Annotated region listings:
=======

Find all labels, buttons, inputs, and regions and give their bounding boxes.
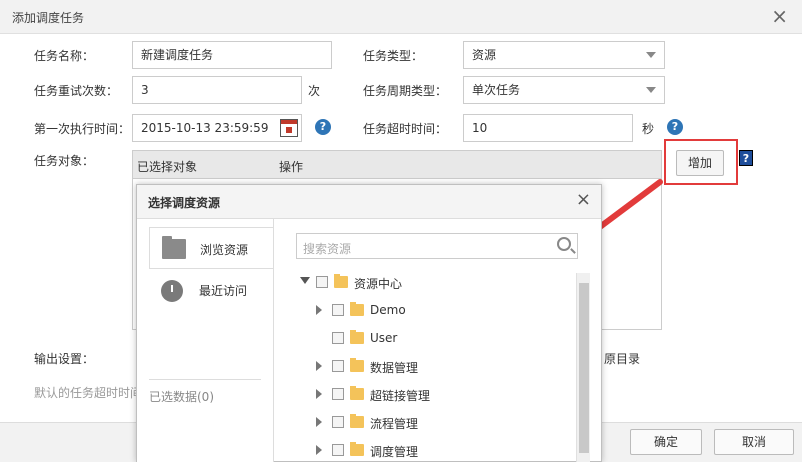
tree-checkbox[interactable] [332,416,344,428]
vertical-scrollbar[interactable] [576,273,590,462]
tree-item-label: Demo [370,303,406,317]
sidebar-item-recent[interactable]: 最近访问 [149,269,273,311]
tree-item[interactable]: 流程管理 [316,413,516,433]
caret-right-icon[interactable] [316,445,322,455]
sidebar-item-label: 最近访问 [199,284,248,298]
tree-item-label: 资源中心 [354,277,403,291]
tree-item-label: 超链接管理 [370,389,431,403]
folder-icon [350,386,364,400]
tree-item-label: 数据管理 [370,361,419,375]
tree-item-label: User [370,331,398,345]
modal-sidebar: 浏览资源 最近访问 已选数据(0) [137,219,273,462]
tree-item-label: 调度管理 [370,445,419,459]
sidebar-item-browse[interactable]: 浏览资源 [149,227,273,269]
modal-header: 选择调度资源 × [137,185,601,219]
caret-right-icon[interactable] [316,389,322,399]
caret-down-icon[interactable] [300,277,310,284]
tree-item[interactable]: 调度管理 [316,441,516,461]
search-placeholder: 搜索资源 [303,242,352,256]
folder-icon [350,302,364,316]
tree-item-label: 流程管理 [370,417,419,431]
sidebar-item-label: 浏览资源 [200,243,249,257]
caret-right-icon[interactable] [316,361,322,371]
folder-icon [350,442,364,456]
folder-icon [350,330,364,344]
search-input[interactable]: 搜索资源 [296,233,578,259]
tree-checkbox[interactable] [332,444,344,456]
folder-icon [350,358,364,372]
modal-title: 选择调度资源 [148,196,221,210]
tree-item[interactable]: 数据管理 [316,357,516,377]
tree-item[interactable]: Demo [316,301,516,321]
folder-icon [162,236,186,259]
folder-icon [334,274,348,288]
tree-checkbox[interactable] [332,304,344,316]
tree-item[interactable]: User [316,329,516,349]
caret-right-icon[interactable] [316,305,322,315]
tree-item[interactable]: 超链接管理 [316,385,516,405]
clock-icon [161,280,183,302]
scrollbar-thumb[interactable] [579,283,589,453]
search-icon[interactable] [557,237,571,251]
caret-right-icon[interactable] [316,417,322,427]
tree-item[interactable]: 资源中心 [300,273,500,293]
close-icon[interactable]: × [576,191,591,209]
divider [149,379,261,380]
select-resource-modal: 选择调度资源 × 浏览资源 最近访问 已选数据(0) 搜索资源 资源中心 Demo… [136,184,602,462]
resource-pane: 搜索资源 资源中心 Demo User 数据管理超链接管理流程管理调度管理 [273,219,603,462]
tree-checkbox[interactable] [332,332,344,344]
folder-icon [350,414,364,428]
tree-checkbox[interactable] [316,276,328,288]
tree-checkbox[interactable] [332,388,344,400]
tree-checkbox[interactable] [332,360,344,372]
selected-count: 已选数据(0) [149,390,214,404]
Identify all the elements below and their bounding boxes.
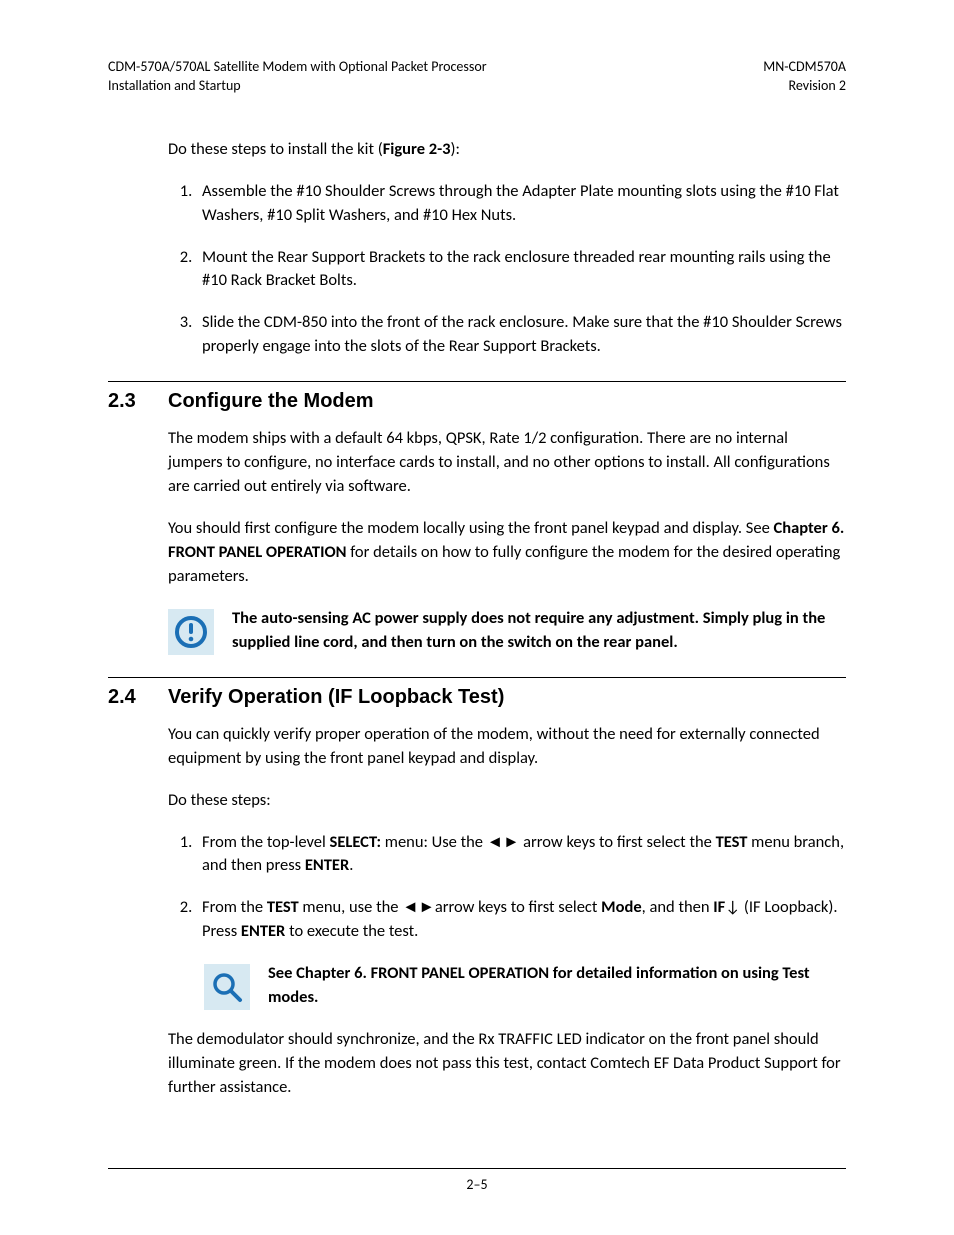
- header-left: CDM-570A/570AL Satellite Modem with Opti…: [108, 58, 487, 96]
- text: You should first configure the modem loc…: [168, 518, 774, 538]
- reference-note-block: See Chapter 6. FRONT PANEL OPERATION for…: [204, 962, 846, 1010]
- intro-block: Do these steps to install the kit (Figur…: [168, 138, 846, 359]
- text: From the top-level: [202, 832, 330, 852]
- footer-divider: [108, 1168, 846, 1169]
- menu-name: SELECT:: [330, 832, 381, 852]
- section-2-4-body: You can quickly verify proper operation …: [168, 723, 846, 944]
- text: ):: [451, 139, 460, 159]
- section-divider: [108, 677, 846, 678]
- document-page: CDM-570A/570AL Satellite Modem with Opti…: [0, 0, 954, 1235]
- header-product: CDM-570A/570AL Satellite Modem with Opti…: [108, 58, 487, 75]
- verify-step-1: From the top-level SELECT: menu: Use the…: [196, 831, 846, 879]
- sec24-p1: You can quickly verify proper operation …: [168, 723, 846, 771]
- alert-circle-icon: [168, 609, 214, 655]
- magnifier-icon: [204, 964, 250, 1010]
- section-2-4-closing: The demodulator should synchronize, and …: [168, 1028, 846, 1100]
- verify-step-2: From the TEST menu, use the ◄►arrow keys…: [196, 896, 846, 944]
- install-step-1: Assemble the #10 Shoulder Screws through…: [196, 180, 846, 228]
- install-steps-list: Assemble the #10 Shoulder Screws through…: [168, 180, 846, 360]
- section-title: Configure the Modem: [168, 390, 846, 413]
- sec24-p3: The demodulator should synchronize, and …: [168, 1028, 846, 1100]
- menu-name: TEST: [716, 832, 748, 852]
- section-number: 2.4: [108, 686, 168, 709]
- sec23-p2: You should first configure the modem loc…: [168, 517, 846, 589]
- text: menu: Use the ◄► arrow keys to first sel…: [381, 832, 716, 852]
- menu-name: TEST: [267, 897, 299, 917]
- intro-paragraph: Do these steps to install the kit (Figur…: [168, 138, 846, 162]
- section-2-3-heading: 2.3 Configure the Modem: [108, 390, 846, 413]
- text: , and then: [642, 897, 714, 917]
- text: menu, use the ◄►arrow keys to first sele…: [299, 897, 601, 917]
- section-number: 2.3: [108, 390, 168, 413]
- text: Do these steps to install the kit (: [168, 139, 383, 159]
- header-right: MN-CDM570A Revision 2: [763, 58, 846, 96]
- section-2-3-body: The modem ships with a default 64 kbps, …: [168, 427, 846, 589]
- text: to execute the test.: [285, 921, 418, 941]
- page-header: CDM-570A/570AL Satellite Modem with Opti…: [108, 58, 846, 96]
- text: .: [349, 855, 353, 875]
- key-name: ENTER: [241, 921, 285, 941]
- page-number: 2–5: [0, 1176, 954, 1193]
- option-name: IF: [713, 897, 725, 917]
- verify-steps-list: From the top-level SELECT: menu: Use the…: [168, 831, 846, 945]
- section-title: Verify Operation (IF Loopback Test): [168, 686, 846, 709]
- sec24-p2: Do these steps:: [168, 789, 846, 813]
- figure-ref: Figure 2-3: [383, 139, 451, 159]
- text: From the: [202, 897, 267, 917]
- sec23-p1: The modem ships with a default 64 kbps, …: [168, 427, 846, 499]
- section-divider: [108, 381, 846, 382]
- header-revision: Revision 2: [789, 77, 846, 94]
- section-2-4-heading: 2.4 Verify Operation (IF Loopback Test): [108, 686, 846, 709]
- install-step-2: Mount the Rear Support Brackets to the r…: [196, 246, 846, 294]
- option-name: Mode: [601, 897, 641, 917]
- important-note-text: The auto-sensing AC power supply does no…: [232, 607, 846, 655]
- header-section: Installation and Startup: [108, 77, 241, 94]
- reference-note-text: See Chapter 6. FRONT PANEL OPERATION for…: [268, 962, 846, 1010]
- header-docnum: MN-CDM570A: [763, 58, 846, 75]
- install-step-3: Slide the CDM-850 into the front of the …: [196, 311, 846, 359]
- key-name: ENTER: [305, 855, 349, 875]
- important-note-block: The auto-sensing AC power supply does no…: [168, 607, 846, 655]
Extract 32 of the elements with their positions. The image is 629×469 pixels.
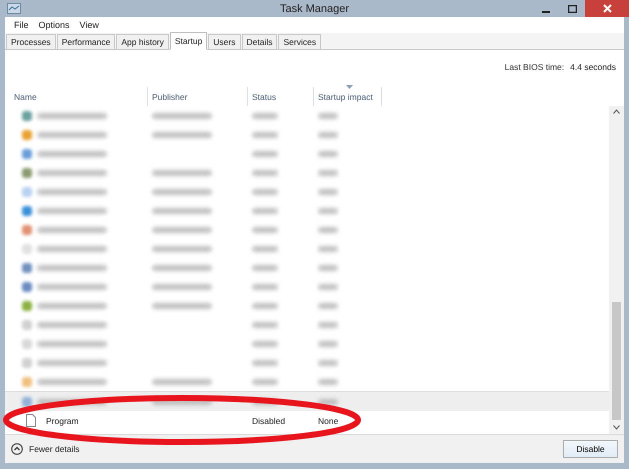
name-cell-text: Program [45, 416, 79, 426]
minimize-icon [542, 10, 550, 12]
scroll-up-icon[interactable] [613, 109, 620, 114]
app-icon [7, 3, 21, 14]
tab[interactable]: Performance [56, 34, 116, 49]
tab[interactable]: Services [278, 34, 322, 49]
chevron-up-circle-icon [11, 443, 23, 455]
scroll-down-icon[interactable] [613, 425, 620, 430]
column-header[interactable]: Startup impact [314, 87, 382, 106]
tab[interactable]: Processes [6, 34, 56, 49]
column-header[interactable]: Status [248, 87, 314, 106]
tab[interactable]: Users [208, 34, 240, 49]
impact-cell-text: None [317, 416, 340, 426]
tab[interactable]: Details [242, 34, 278, 49]
column-header[interactable]: Publisher [148, 87, 248, 106]
menu-item[interactable]: View [74, 20, 104, 30]
close-button[interactable] [585, 0, 629, 17]
menu-item[interactable]: Options [34, 20, 75, 30]
window-title: Task Manager [280, 2, 350, 14]
column-header[interactable]: Name [10, 87, 148, 106]
bios-time-label: Last BIOS time: [504, 62, 564, 74]
close-icon [602, 4, 612, 13]
bios-time-value: 4.4 seconds [570, 62, 616, 74]
menu-item[interactable]: File [9, 20, 34, 30]
scrollbar-thumb[interactable] [612, 302, 621, 420]
file-icon [26, 414, 36, 427]
fewer-details-toggle[interactable]: Fewer details [11, 443, 80, 455]
status-cell-text: Disabled [251, 416, 286, 426]
maximize-icon [568, 4, 576, 12]
tab[interactable]: Startup [170, 32, 208, 50]
tab[interactable]: App history [116, 34, 169, 49]
disable-button[interactable]: Disable [563, 440, 618, 458]
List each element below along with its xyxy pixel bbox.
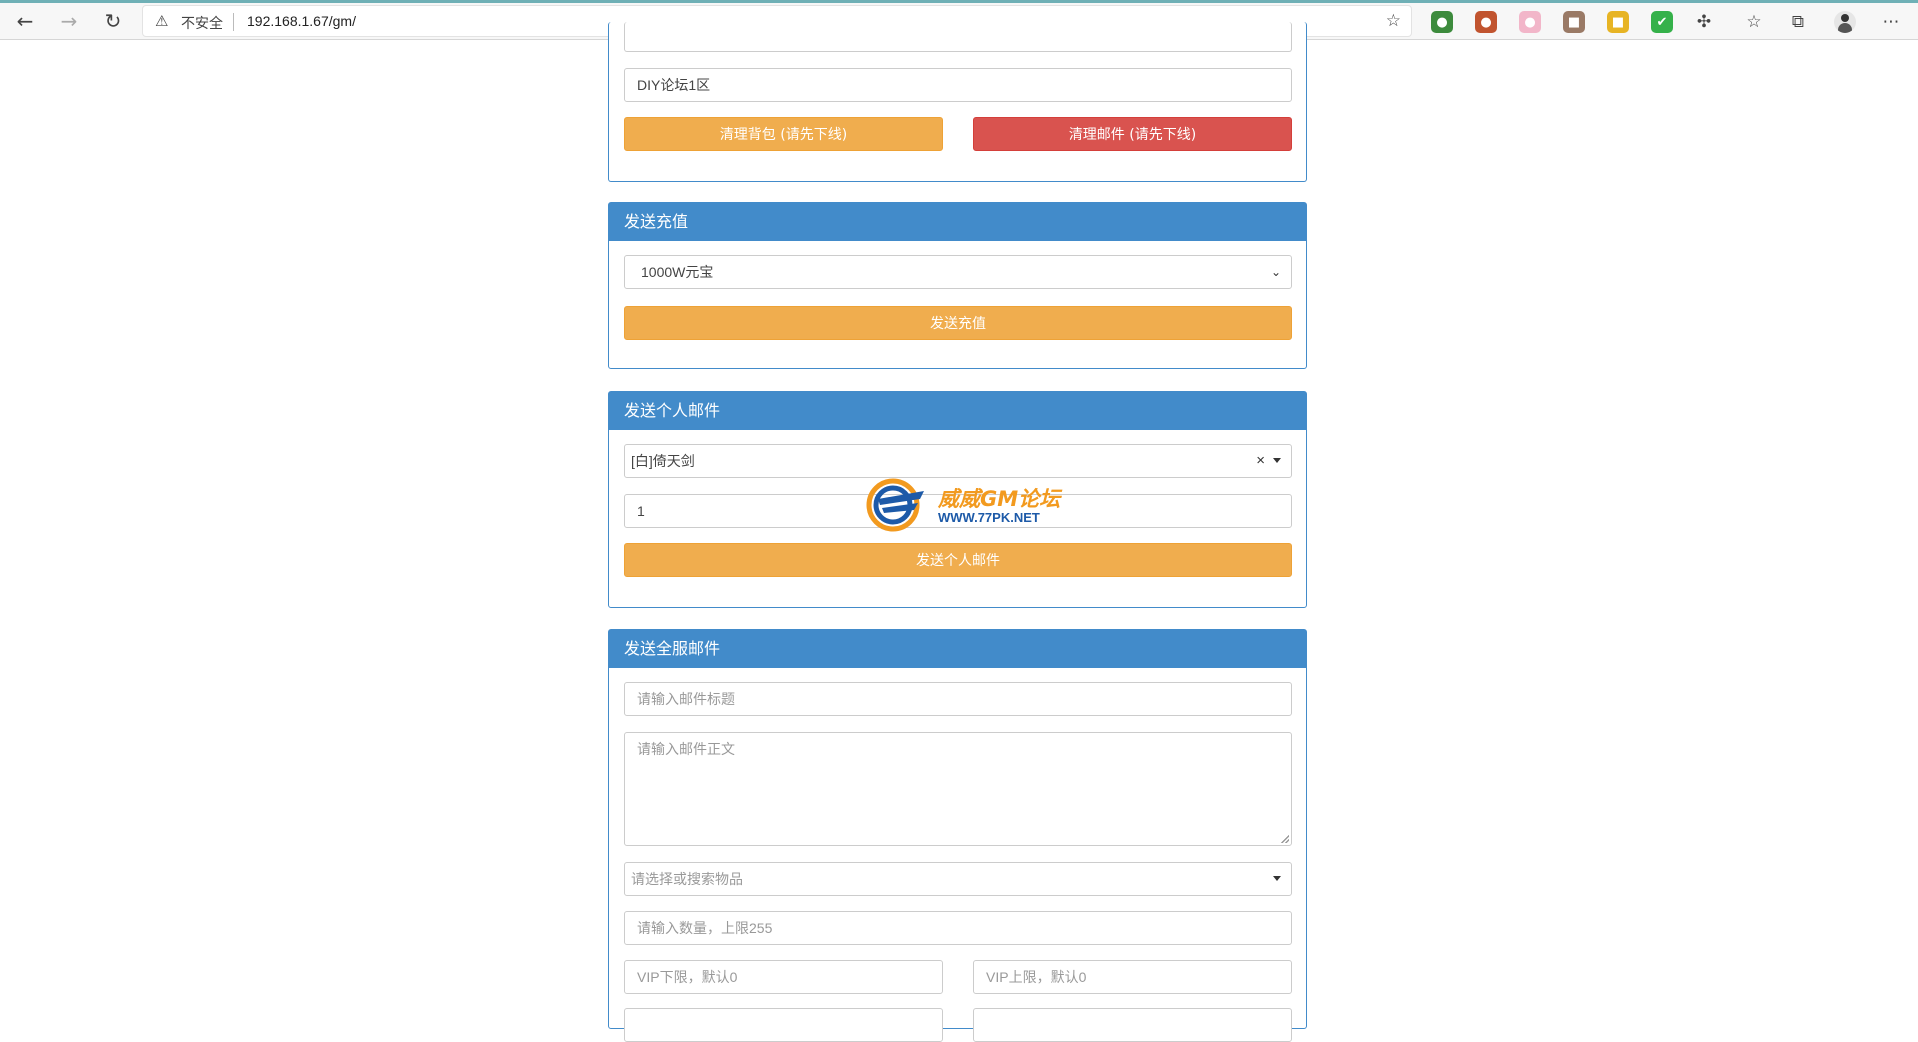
back-icon[interactable]: ← (10, 7, 40, 35)
item-select-value: [白]倚天剑 (631, 453, 695, 469)
server-mail-panel-title: 发送全服邮件 (609, 630, 1306, 668)
clear-selection-icon[interactable]: × (1256, 445, 1265, 477)
profile-avatar-icon[interactable] (1832, 9, 1858, 35)
ext-book-icon[interactable]: ■ (1563, 11, 1585, 33)
mail-item-select[interactable]: 请选择或搜索物品 (624, 862, 1292, 896)
ext-pink-icon[interactable]: ● (1519, 11, 1541, 33)
item-select[interactable]: [白]倚天剑 × (624, 444, 1292, 478)
url-text[interactable]: 192.168.1.67/gm/ (247, 13, 356, 29)
mail-body-placeholder: 请输入邮件正文 (637, 741, 735, 757)
security-label: 不安全 (181, 16, 223, 32)
refresh-icon[interactable]: ↻ (98, 7, 128, 35)
resize-handle-icon[interactable] (1281, 835, 1289, 843)
send-recharge-button[interactable]: 发送充值 (624, 306, 1292, 340)
ext-folder-icon[interactable]: ■ (1607, 11, 1629, 33)
warning-icon: ⚠ (155, 12, 169, 30)
chevron-down-icon: ⌄ (1270, 265, 1281, 279)
recharge-panel-title: 发送充值 (609, 203, 1306, 241)
collections-icon[interactable]: ⧉ (1785, 9, 1811, 35)
extensions-puzzle-icon[interactable]: ✣ (1691, 9, 1717, 35)
recharge-select[interactable]: 1000W元宝 ⌄ (624, 255, 1292, 289)
watermark-url: WWW.77PK.NET (938, 510, 1040, 525)
add-favorite-icon[interactable]: ☆ (1386, 11, 1401, 31)
watermark-logo-icon (866, 478, 924, 532)
caret-down-icon (1273, 876, 1281, 881)
top-field-partial[interactable] (624, 22, 1292, 52)
top-panel: DIY论坛1区 清理背包 (请先下线) 清理邮件 (请先下线) (608, 22, 1307, 182)
recharge-select-value: 1000W元宝 (641, 264, 714, 280)
clear-bag-button[interactable]: 清理背包 (请先下线) (624, 117, 943, 151)
caret-down-icon (1273, 458, 1281, 463)
more-options-icon[interactable]: ⋯ (1878, 9, 1904, 35)
forum-watermark: 威威GM论坛 WWW.77PK.NET (866, 477, 1066, 533)
recharge-panel: 发送充值 1000W元宝 ⌄ 发送充值 (608, 202, 1307, 369)
mail-subject-input[interactable]: 请输入邮件标题 (624, 682, 1292, 716)
send-personal-mail-button[interactable]: 发送个人邮件 (624, 543, 1292, 577)
address-divider (233, 13, 234, 31)
mail-body-textarea[interactable]: 请输入邮件正文 (624, 732, 1292, 846)
mail-quantity-input[interactable]: 请输入数量，上限255 (624, 911, 1292, 945)
forward-icon[interactable]: → (54, 7, 84, 35)
personal-mail-panel-title: 发送个人邮件 (609, 392, 1306, 430)
ext-green-icon[interactable]: ● (1431, 11, 1453, 33)
server-mail-panel: 发送全服邮件 请输入邮件标题 请输入邮件正文 请选择或搜索物品 请输入数量，上限… (608, 629, 1307, 1042)
ext-fox-icon[interactable]: ● (1475, 11, 1497, 33)
next-field-right-partial[interactable] (973, 1008, 1292, 1042)
favorites-icon[interactable]: ☆ (1741, 9, 1767, 35)
mail-item-placeholder: 请选择或搜索物品 (631, 871, 743, 887)
server-field[interactable]: DIY论坛1区 (624, 68, 1292, 102)
watermark-title: 威威GM论坛 (938, 487, 1061, 511)
vip-min-input[interactable]: VIP下限，默认0 (624, 960, 943, 994)
ext-shield-icon[interactable]: ✔ (1651, 11, 1673, 33)
next-field-left-partial[interactable] (624, 1008, 943, 1042)
vip-max-input[interactable]: VIP上限，默认0 (973, 960, 1292, 994)
clear-mail-button[interactable]: 清理邮件 (请先下线) (973, 117, 1292, 151)
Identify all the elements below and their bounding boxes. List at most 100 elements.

=======

- _GOAL_: Please copy out the part of the material above that opens with the line containing "tree-checkbox[interactable] [332,416,344,428]" and closes with the line containing "search-placeholder: 搜索资源 [303,242,352,256]", keeping every line unchanged.

- _THE COMPLETED TASK_:
tree-checkbox[interactable] [332,416,344,428]
vertical-scrollbar[interactable] [576,273,590,462]
tree-item-label: Demo [370,303,406,317]
sidebar-item-recent[interactable]: 最近访问 [149,269,273,311]
tree-item[interactable]: 流程管理 [316,413,516,433]
caret-right-icon[interactable] [316,445,322,455]
sidebar-item-label: 最近访问 [199,284,248,298]
tree-item-label: 资源中心 [354,277,403,291]
tree-item-label: 超链接管理 [370,389,431,403]
folder-icon [350,386,364,400]
tree-item-label: 数据管理 [370,361,419,375]
tree-item-label: User [370,331,398,345]
modal-sidebar: 浏览资源 最近访问 已选数据(0) [137,219,273,462]
tree-item-label: 调度管理 [370,445,419,459]
sidebar-item-browse[interactable]: 浏览资源 [149,227,273,269]
modal-header: 选择调度资源 × [137,185,601,219]
caret-right-icon[interactable] [316,389,322,399]
caret-down-icon[interactable] [300,277,310,284]
tree-item[interactable]: 调度管理 [316,441,516,461]
search-placeholder: 搜索资源 [303,242,352,256]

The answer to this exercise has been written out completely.